(PAGE EXCERPT)
+===+

Question

arctanx (tanx)=1?

Answer 1

yup

Answer 2

yes

Answer 3

thanks

Answer 4

(x/y)(y/x)=1, cancellation

Answer 5

lol good job soxhl.... too long username

Answer 6

what???

Answer 7

are you trying to solve
\[\arctan(\tan(x))=1\] for x or are you saying that it is always the case that
\[\arctan(\tan(x))=1\]?

Answer 8

because the second statement is certainly not true

Answer 9

i just want to know if they cancel i am new with the english language

Answer 10

no you cannot "cancel"

Answer 11

if
\[\frac{\pi}{2}\leq x\leq \frac{\pi}{2}\] then
\[\arctan(\tan(x))=x\]

Answer 12

arctangent is the inverse function of tangent. the "identity" function is not 1, that is the identity under multiplication.

Answer 13

the identity function is
\[I(x)=x\]

Answer 14

arctanx(tanx)=arctan(x)tan(x)=xy/yx=1

Answer 15

no sorry.

Answer 16

arctan(x) means the number between -pi/2 and pi/2 whose tangent is x

Answer 17

oh. that's for cot :))))))

+===+

(GIVEN EXERCISE A) In the forum thread on arctan(tan x), which numbered answers contain bracketed display formulas? Give each answer's number with its formulas.
The forum thread and the listing come from separate, unrelated sources.

(Stored dataset items)
+===+

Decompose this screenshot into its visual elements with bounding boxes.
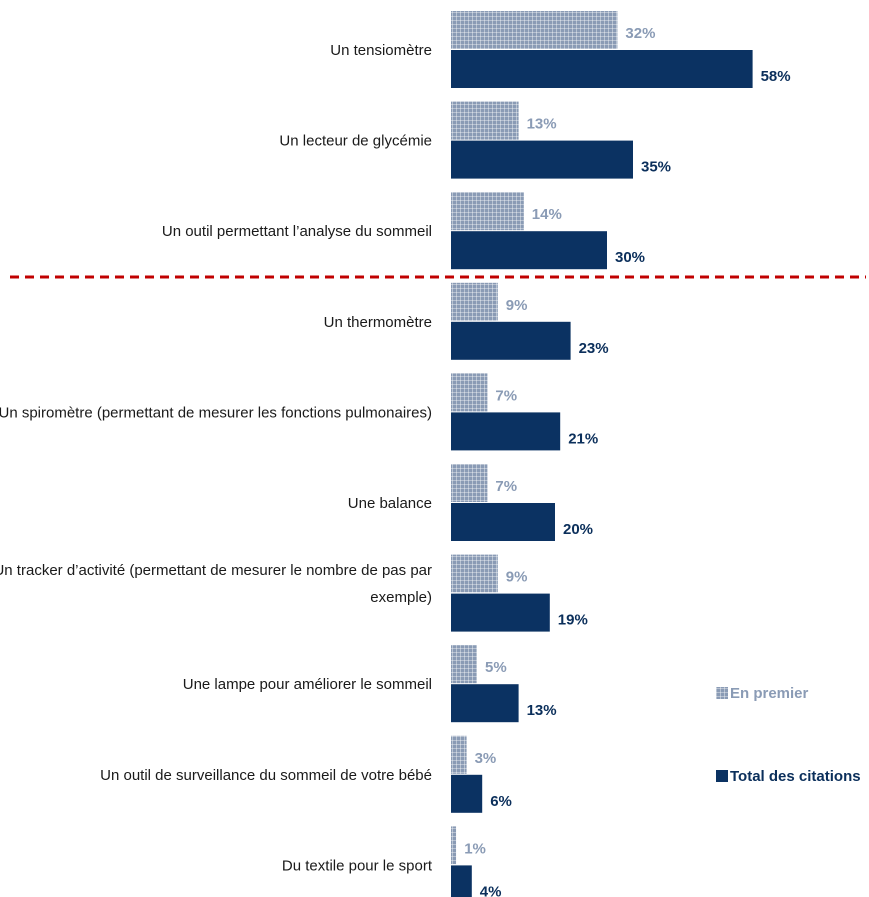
data-label-total-citations: 23% <box>579 340 609 357</box>
data-label-en-premier: 7% <box>495 478 517 495</box>
category-label: Un tensiomètre <box>330 42 432 59</box>
bar-en-premier <box>451 373 488 412</box>
bar-en-premier <box>451 645 477 684</box>
data-label-en-premier: 5% <box>485 659 507 676</box>
bar-total-citations <box>451 684 519 723</box>
category-label: Un tracker d’activité (permettant de mes… <box>0 562 432 579</box>
category-label: Une balance <box>348 495 432 512</box>
bar-en-premier <box>451 735 467 774</box>
legend-label-first: En premier <box>730 685 809 702</box>
legend-label-total: Total des citations <box>730 768 861 785</box>
data-label-total-citations: 4% <box>480 883 502 897</box>
data-label-total-citations: 20% <box>563 521 593 538</box>
category-label: Un spiromètre (permettant de mesurer les… <box>0 404 432 421</box>
bar-en-premier <box>451 282 498 321</box>
bar-total-citations <box>451 412 561 451</box>
bar-en-premier <box>451 11 618 49</box>
category-label: Un thermomètre <box>324 314 432 331</box>
data-label-total-citations: 13% <box>527 702 557 719</box>
data-label-en-premier: 7% <box>495 387 517 404</box>
data-label-en-premier: 32% <box>625 25 655 42</box>
bar-total-citations <box>451 50 753 88</box>
bar-total-citations <box>451 593 550 632</box>
bar-en-premier <box>451 101 519 140</box>
category-labels: Un tensiomètre Un lecteur de glycémie Un o… <box>0 42 433 874</box>
data-label-en-premier: 3% <box>475 750 497 767</box>
data-label-en-premier: 9% <box>506 569 528 586</box>
data-label-total-citations: 21% <box>568 430 598 447</box>
data-label-en-premier: 9% <box>506 297 528 314</box>
category-label: Du textile pour le sport <box>282 857 433 874</box>
category-label: Un lecteur de glycémie <box>279 133 432 150</box>
data-label-en-premier: 14% <box>532 206 562 223</box>
bar-en-premier <box>451 554 498 593</box>
bar-total-citations <box>451 774 483 813</box>
category-label: Un outil de surveillance du sommeil de v… <box>100 767 432 784</box>
data-label-en-premier: 13% <box>527 116 557 133</box>
legend-swatch-first <box>716 687 728 699</box>
bar-total-citations <box>451 503 555 541</box>
category-label: exemple) <box>370 589 432 606</box>
bar-en-premier <box>451 826 457 865</box>
bar-total-citations <box>451 321 571 360</box>
data-label-en-premier: 1% <box>464 840 486 857</box>
data-label-total-citations: 19% <box>558 612 588 629</box>
data-label-total-citations: 58% <box>761 68 791 85</box>
category-label: Un outil permettant l’analyse du sommeil <box>162 223 432 240</box>
legend-item-total: Total des citations <box>716 768 861 785</box>
category-label: Une lampe pour améliorer le sommeil <box>183 676 432 693</box>
bar-en-premier <box>451 192 524 231</box>
data-label-total-citations: 35% <box>641 159 671 176</box>
bar-en-premier <box>451 464 488 502</box>
legend-swatch-total <box>716 770 728 782</box>
legend-item-first: En premier <box>716 685 809 702</box>
data-label-total-citations: 30% <box>615 249 645 266</box>
bar-total-citations <box>451 140 633 179</box>
bar-total-citations <box>451 865 472 897</box>
data-label-total-citations: 6% <box>490 793 512 810</box>
bar-total-citations <box>451 231 607 270</box>
bars-group: 32% 58% 13% 35% 14% 30% 9% 23% 7% 21% 7% 20% 9% 19% 5%… <box>451 11 791 897</box>
legend: En premier Total des citations <box>716 685 861 785</box>
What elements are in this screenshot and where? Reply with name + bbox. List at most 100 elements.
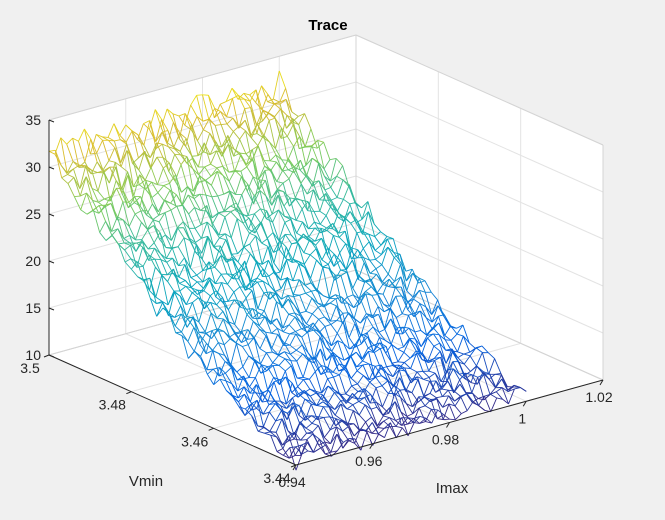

+===+

(GIVEN EXERCISE B) In the stored dataset items listing, replace "category-label" with "category-name" from the line containing "data-label-total-citations: 23% <box>579" through the line containing "bar-en-premier <box>451 282 498 321</box>". Return only those lines, with nothing else changed.

(TASK RESPONSE A)
Answer 7: \[\arctan(\tan(x))=1\] (twice)
Answer 11: \[\frac{\pi}{2}\leq x\leq \frac{\pi}{2}\] and \[\arctan(\tan(x))=x\]
Answer 13: \[I(x)=x\]

(TASK RESPONSE B)
data-label-total-citations: 23% <box>579 340 609 357</box>
data-label-en-premier: 7% <box>495 478 517 495</box>
category-name: Un tensiomètre <box>330 42 432 59</box>
bar-en-premier <box>451 373 488 412</box>
bar-en-premier <box>451 645 477 684</box>
data-label-en-premier: 5% <box>485 659 507 676</box>
bar-total-citations <box>451 684 519 723</box>
category-name: Un tracker d’activité (permettant de mes… <box>0 562 432 579</box>
category-name: Une balance <box>348 495 432 512</box>
bar-en-premier <box>451 735 467 774</box>
legend-label-first: En premier <box>730 685 809 702</box>
legend-label-total: Total des citations <box>730 768 861 785</box>
data-label-total-citations: 4% <box>480 883 502 897</box>
data-label-total-citations: 20% <box>563 521 593 538</box>
category-name: Un spiromètre (permettant de mesurer les… <box>0 404 432 421</box>
bar-en-premier <box>451 282 498 321</box>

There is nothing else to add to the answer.